=== WHAT IS ASKED ===
Find each line holding the word "Last" and give the number of such lines, nothing else.

=== DATA ENTRIES ===
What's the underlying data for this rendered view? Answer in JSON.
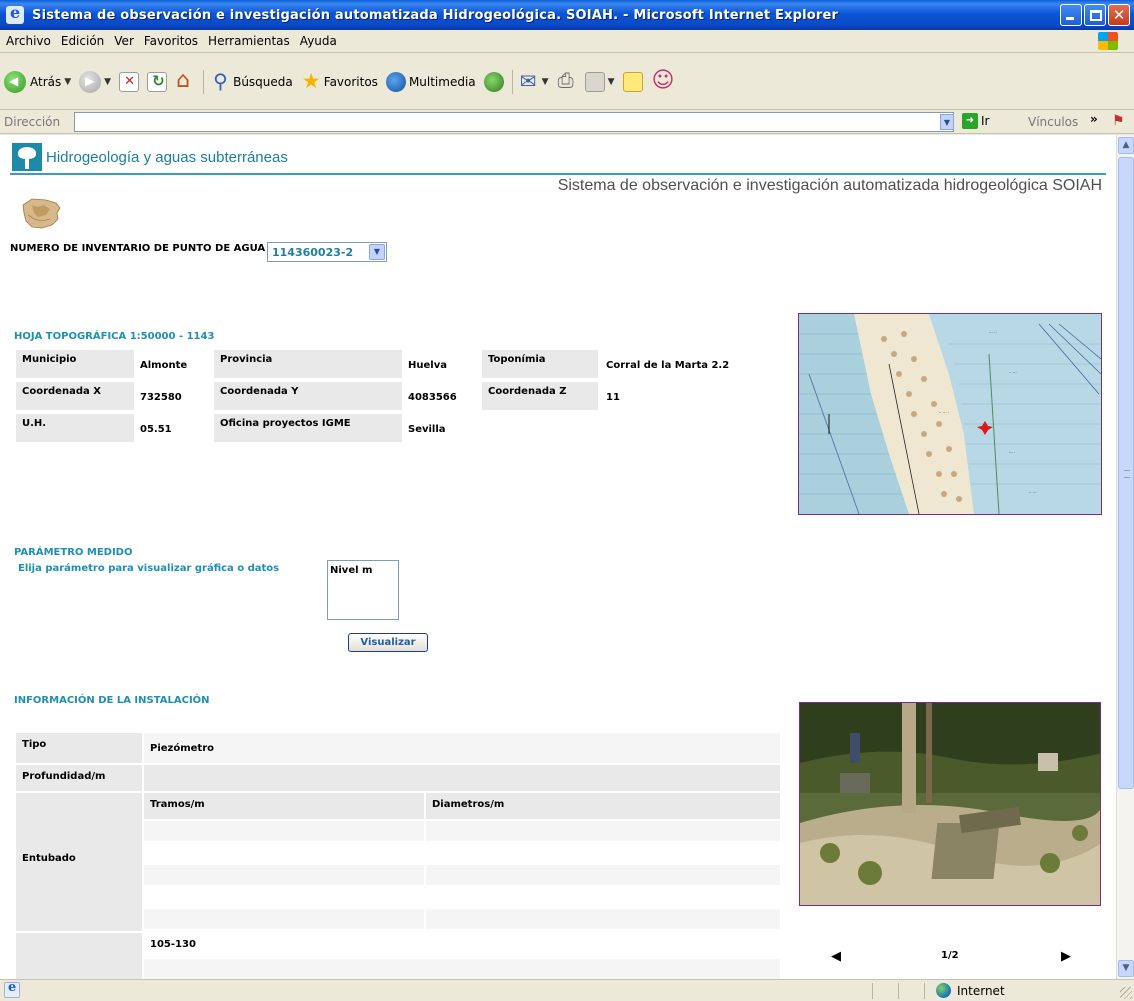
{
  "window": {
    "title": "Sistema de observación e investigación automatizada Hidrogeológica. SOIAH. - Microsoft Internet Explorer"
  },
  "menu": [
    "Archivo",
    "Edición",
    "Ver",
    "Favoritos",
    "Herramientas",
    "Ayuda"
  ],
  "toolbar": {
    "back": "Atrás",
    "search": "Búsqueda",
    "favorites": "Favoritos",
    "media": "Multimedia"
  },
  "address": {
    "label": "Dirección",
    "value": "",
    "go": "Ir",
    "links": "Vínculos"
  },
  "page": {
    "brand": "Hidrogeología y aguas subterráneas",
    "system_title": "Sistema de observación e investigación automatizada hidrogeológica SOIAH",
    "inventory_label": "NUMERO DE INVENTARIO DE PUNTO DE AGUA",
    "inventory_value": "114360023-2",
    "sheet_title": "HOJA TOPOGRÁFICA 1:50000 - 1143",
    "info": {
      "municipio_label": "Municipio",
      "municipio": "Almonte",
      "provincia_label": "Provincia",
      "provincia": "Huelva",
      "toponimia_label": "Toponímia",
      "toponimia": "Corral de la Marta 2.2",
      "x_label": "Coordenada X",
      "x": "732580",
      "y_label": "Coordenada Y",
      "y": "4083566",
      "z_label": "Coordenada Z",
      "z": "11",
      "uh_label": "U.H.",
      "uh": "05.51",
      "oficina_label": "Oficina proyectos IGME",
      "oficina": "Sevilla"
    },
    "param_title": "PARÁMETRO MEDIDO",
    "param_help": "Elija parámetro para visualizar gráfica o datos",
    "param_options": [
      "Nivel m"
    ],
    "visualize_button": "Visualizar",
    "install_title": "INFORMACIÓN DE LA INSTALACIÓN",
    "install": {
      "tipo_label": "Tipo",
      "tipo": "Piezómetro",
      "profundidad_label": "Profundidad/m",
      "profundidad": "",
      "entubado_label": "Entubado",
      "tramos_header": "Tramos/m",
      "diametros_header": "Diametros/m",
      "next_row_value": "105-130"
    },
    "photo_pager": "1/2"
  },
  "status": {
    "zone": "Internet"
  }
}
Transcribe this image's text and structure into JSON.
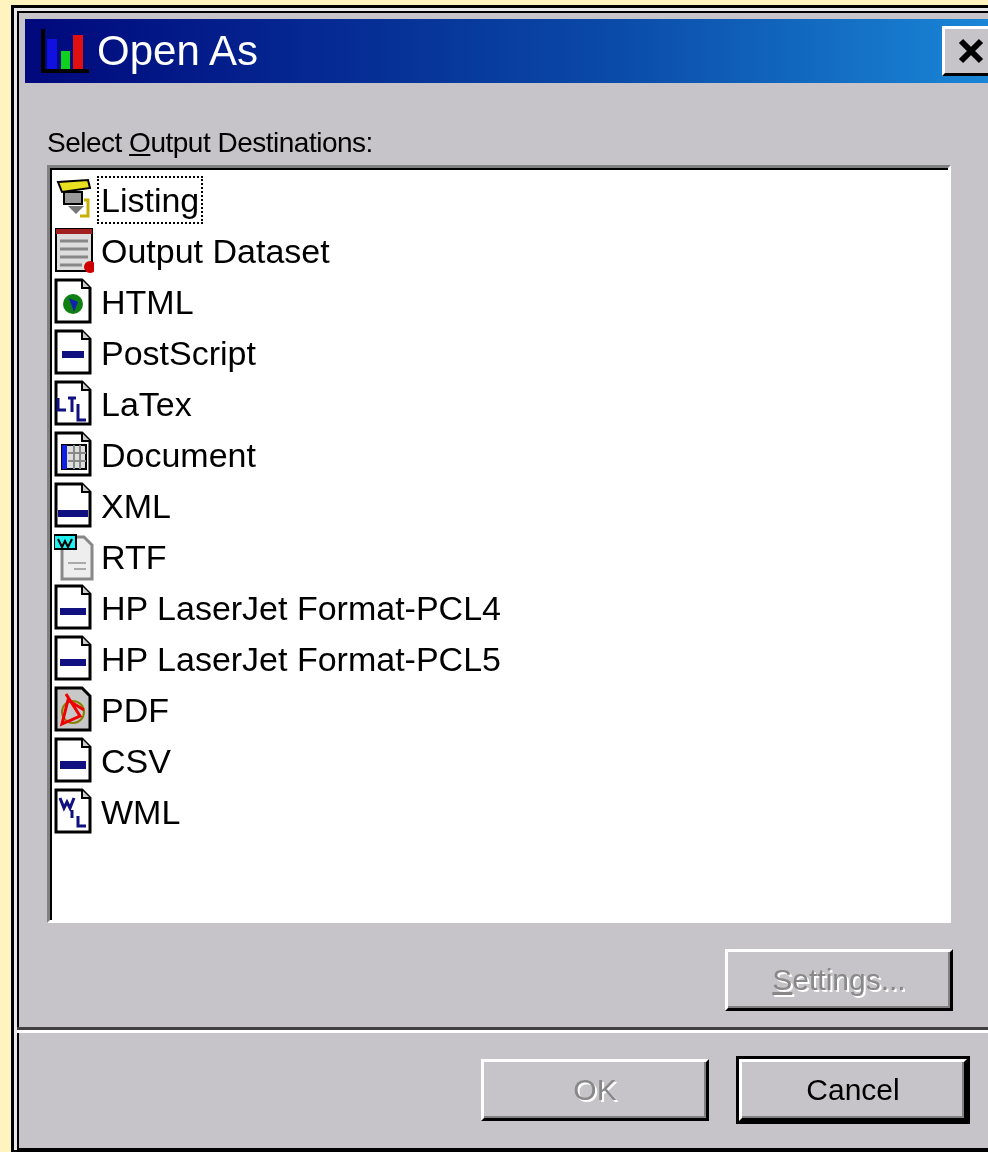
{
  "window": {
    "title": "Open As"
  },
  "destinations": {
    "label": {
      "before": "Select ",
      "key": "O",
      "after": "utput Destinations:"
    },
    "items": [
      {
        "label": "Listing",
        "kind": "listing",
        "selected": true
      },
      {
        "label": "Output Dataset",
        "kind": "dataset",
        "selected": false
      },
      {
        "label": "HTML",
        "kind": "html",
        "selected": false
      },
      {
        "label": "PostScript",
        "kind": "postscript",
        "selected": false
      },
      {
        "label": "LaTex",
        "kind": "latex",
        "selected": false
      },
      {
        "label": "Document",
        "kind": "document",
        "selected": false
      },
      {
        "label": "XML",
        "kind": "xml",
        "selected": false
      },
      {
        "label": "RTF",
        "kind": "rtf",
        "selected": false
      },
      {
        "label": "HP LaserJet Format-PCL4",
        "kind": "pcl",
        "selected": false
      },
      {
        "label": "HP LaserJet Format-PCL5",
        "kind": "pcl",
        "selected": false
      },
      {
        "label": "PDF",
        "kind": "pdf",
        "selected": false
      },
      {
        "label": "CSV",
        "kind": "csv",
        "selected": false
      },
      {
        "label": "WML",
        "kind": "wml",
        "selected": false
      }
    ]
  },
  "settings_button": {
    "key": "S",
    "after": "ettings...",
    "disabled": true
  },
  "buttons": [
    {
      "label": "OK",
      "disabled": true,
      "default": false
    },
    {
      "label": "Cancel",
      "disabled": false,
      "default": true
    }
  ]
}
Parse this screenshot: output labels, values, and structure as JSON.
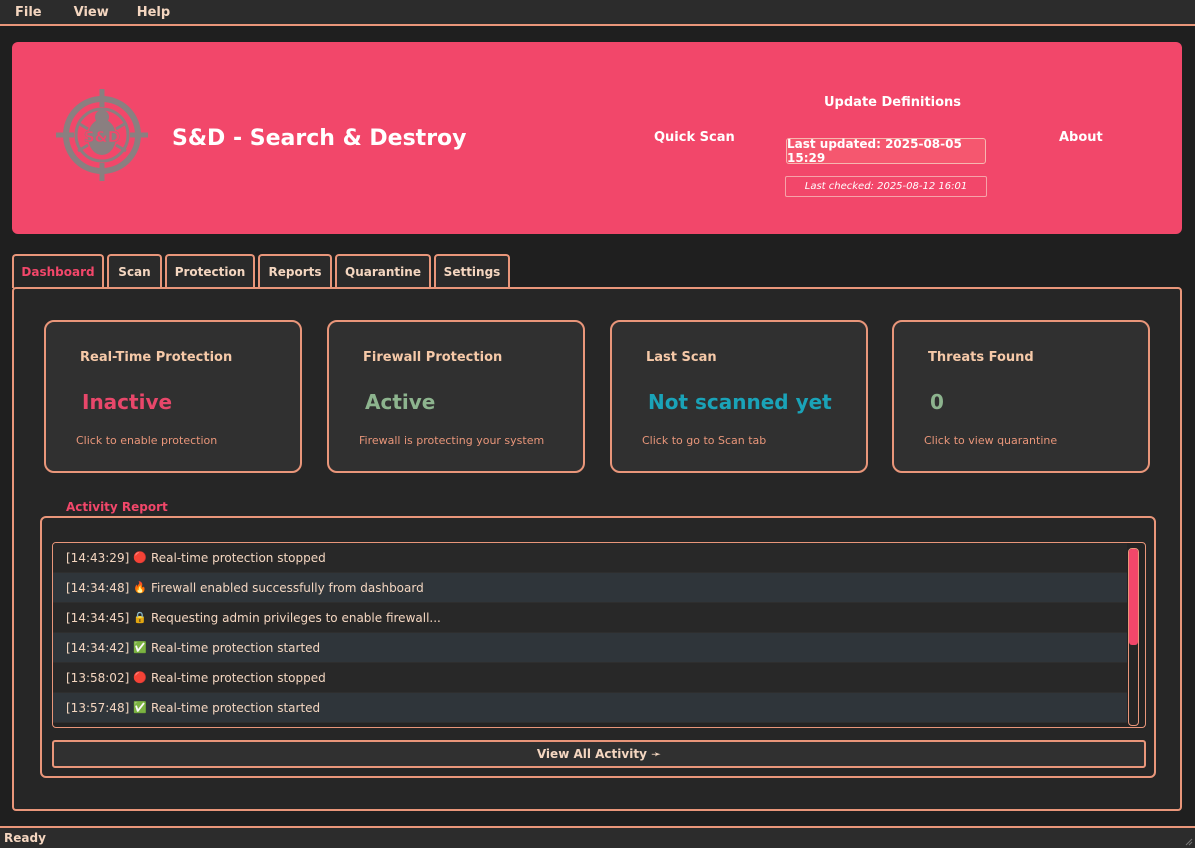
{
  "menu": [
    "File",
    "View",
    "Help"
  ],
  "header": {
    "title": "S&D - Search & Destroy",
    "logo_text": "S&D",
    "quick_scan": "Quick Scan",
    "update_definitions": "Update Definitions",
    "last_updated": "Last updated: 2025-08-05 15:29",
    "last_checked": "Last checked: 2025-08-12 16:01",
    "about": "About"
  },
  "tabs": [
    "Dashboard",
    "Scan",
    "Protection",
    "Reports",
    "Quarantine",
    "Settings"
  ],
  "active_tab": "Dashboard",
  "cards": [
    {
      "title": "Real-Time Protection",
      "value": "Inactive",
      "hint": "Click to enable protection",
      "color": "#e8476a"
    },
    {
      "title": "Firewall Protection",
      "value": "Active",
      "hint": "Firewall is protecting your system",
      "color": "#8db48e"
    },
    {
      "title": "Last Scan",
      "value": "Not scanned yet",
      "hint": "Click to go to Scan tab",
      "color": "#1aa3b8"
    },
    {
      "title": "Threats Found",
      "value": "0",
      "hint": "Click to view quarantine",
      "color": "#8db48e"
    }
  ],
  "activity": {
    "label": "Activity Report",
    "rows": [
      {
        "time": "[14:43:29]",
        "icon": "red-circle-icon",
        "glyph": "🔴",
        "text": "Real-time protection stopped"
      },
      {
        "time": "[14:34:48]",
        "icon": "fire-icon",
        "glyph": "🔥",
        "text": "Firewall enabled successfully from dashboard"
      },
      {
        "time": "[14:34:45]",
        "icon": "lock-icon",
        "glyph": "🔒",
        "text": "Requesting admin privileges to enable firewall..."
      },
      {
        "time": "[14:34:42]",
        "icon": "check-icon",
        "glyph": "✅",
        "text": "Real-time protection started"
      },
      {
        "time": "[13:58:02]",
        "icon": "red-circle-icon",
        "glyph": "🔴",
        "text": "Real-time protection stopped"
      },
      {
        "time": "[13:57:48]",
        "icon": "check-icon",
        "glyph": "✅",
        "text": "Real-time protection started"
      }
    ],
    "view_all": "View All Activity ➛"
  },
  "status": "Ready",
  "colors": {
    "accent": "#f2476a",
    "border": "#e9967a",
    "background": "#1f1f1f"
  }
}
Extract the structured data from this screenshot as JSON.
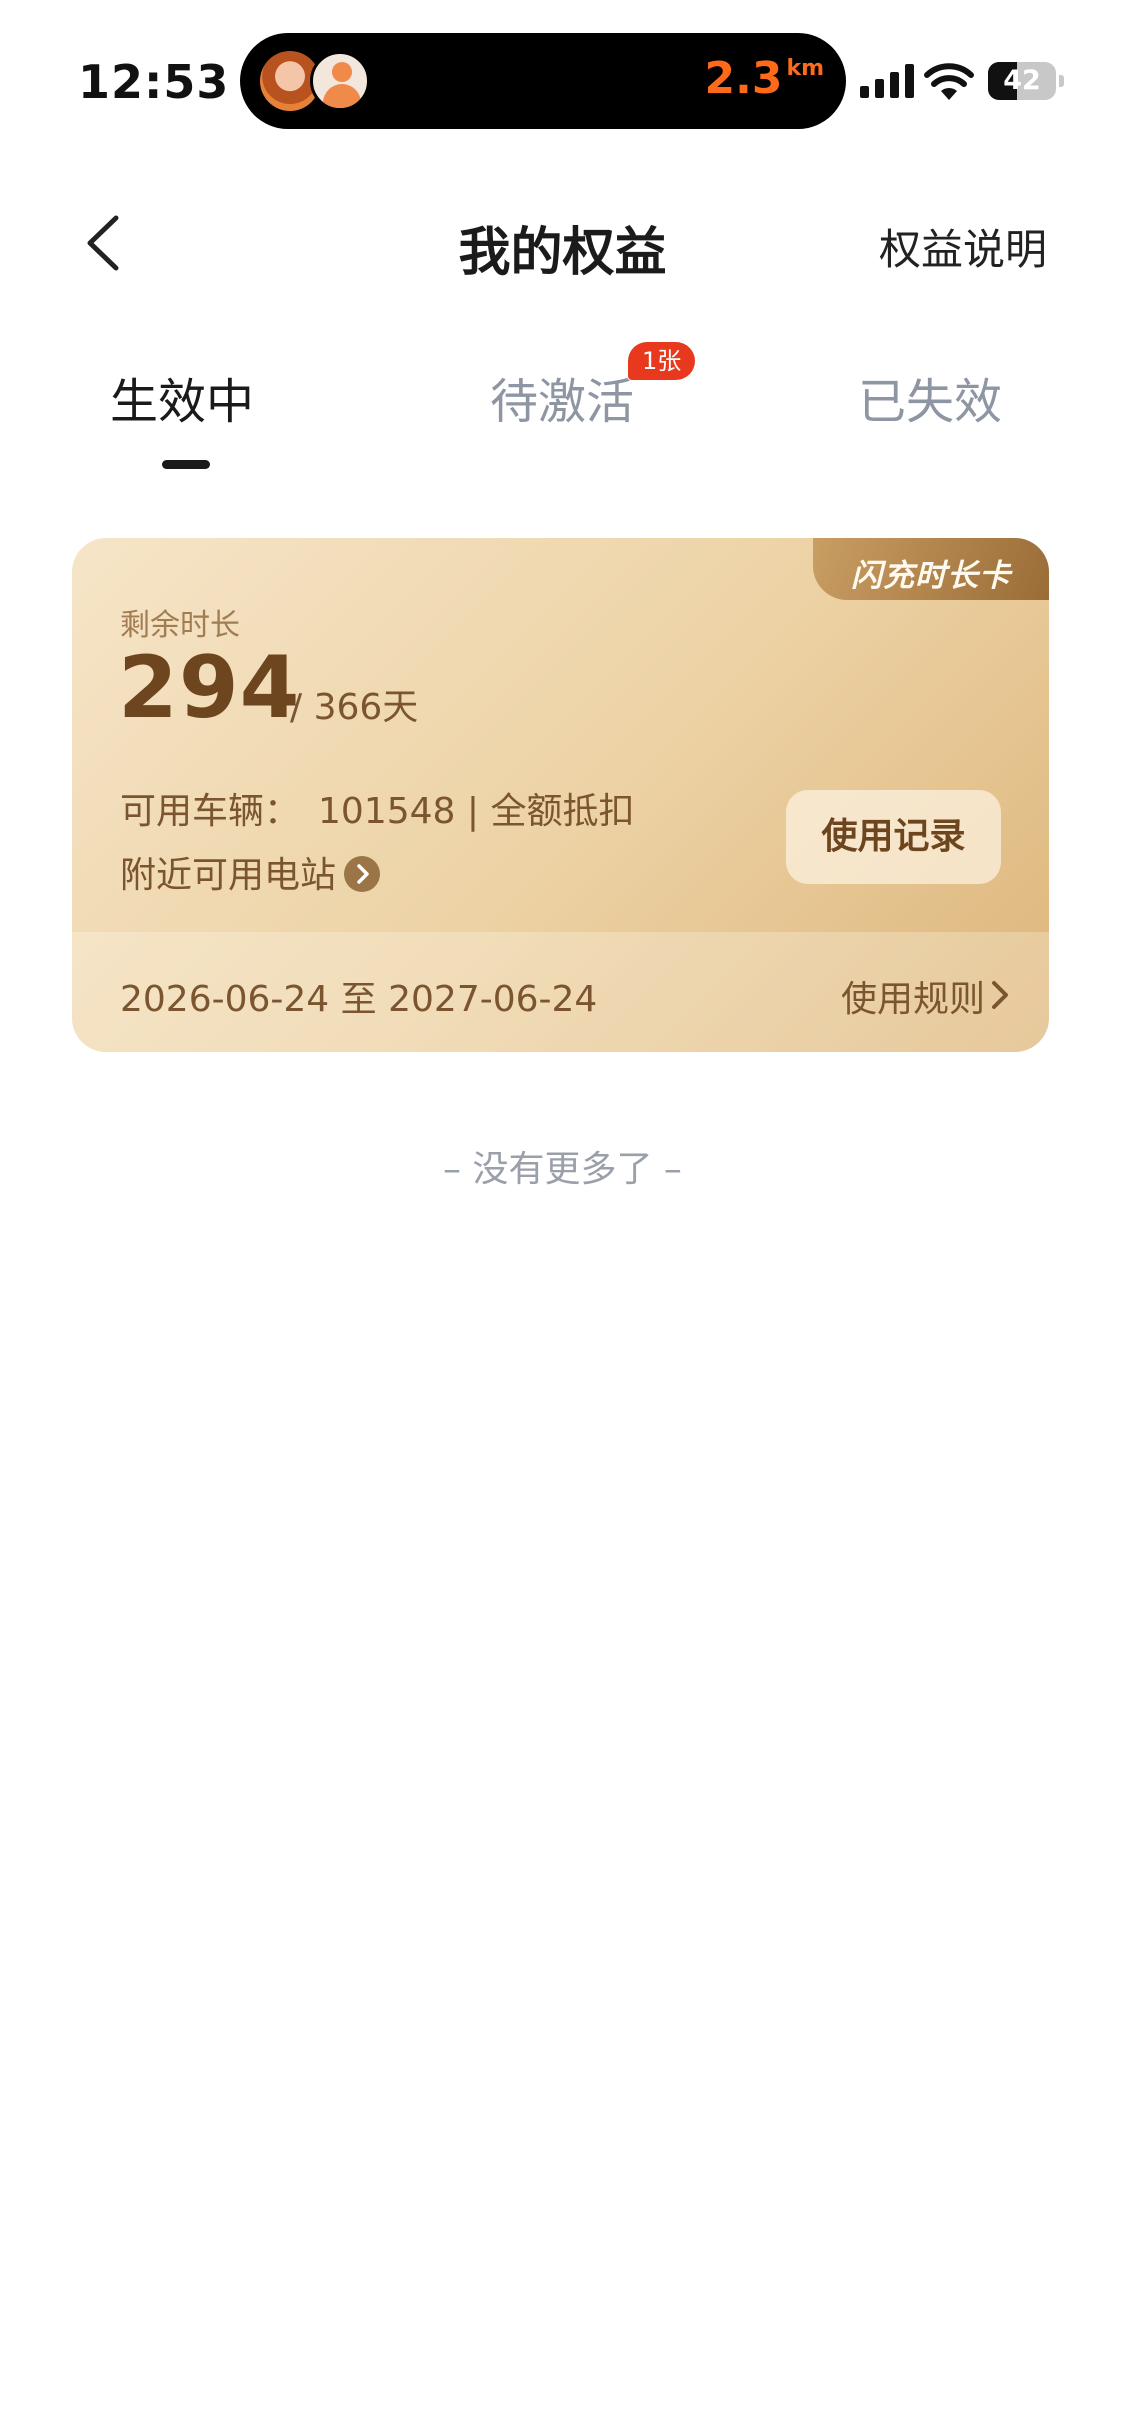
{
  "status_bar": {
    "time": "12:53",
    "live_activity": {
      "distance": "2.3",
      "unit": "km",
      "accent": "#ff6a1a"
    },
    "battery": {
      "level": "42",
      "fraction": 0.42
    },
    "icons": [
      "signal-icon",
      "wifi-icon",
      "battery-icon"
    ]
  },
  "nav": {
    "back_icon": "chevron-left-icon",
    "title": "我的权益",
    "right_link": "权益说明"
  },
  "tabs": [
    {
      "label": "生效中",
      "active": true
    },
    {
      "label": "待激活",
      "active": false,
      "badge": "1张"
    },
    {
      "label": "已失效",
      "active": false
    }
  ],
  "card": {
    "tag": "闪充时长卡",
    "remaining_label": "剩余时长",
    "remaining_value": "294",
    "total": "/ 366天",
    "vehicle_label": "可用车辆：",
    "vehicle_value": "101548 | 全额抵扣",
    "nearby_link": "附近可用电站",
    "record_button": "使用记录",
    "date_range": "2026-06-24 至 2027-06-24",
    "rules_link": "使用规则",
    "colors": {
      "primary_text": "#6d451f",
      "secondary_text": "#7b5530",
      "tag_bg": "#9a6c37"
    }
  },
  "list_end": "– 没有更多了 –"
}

=== RESULT ===
3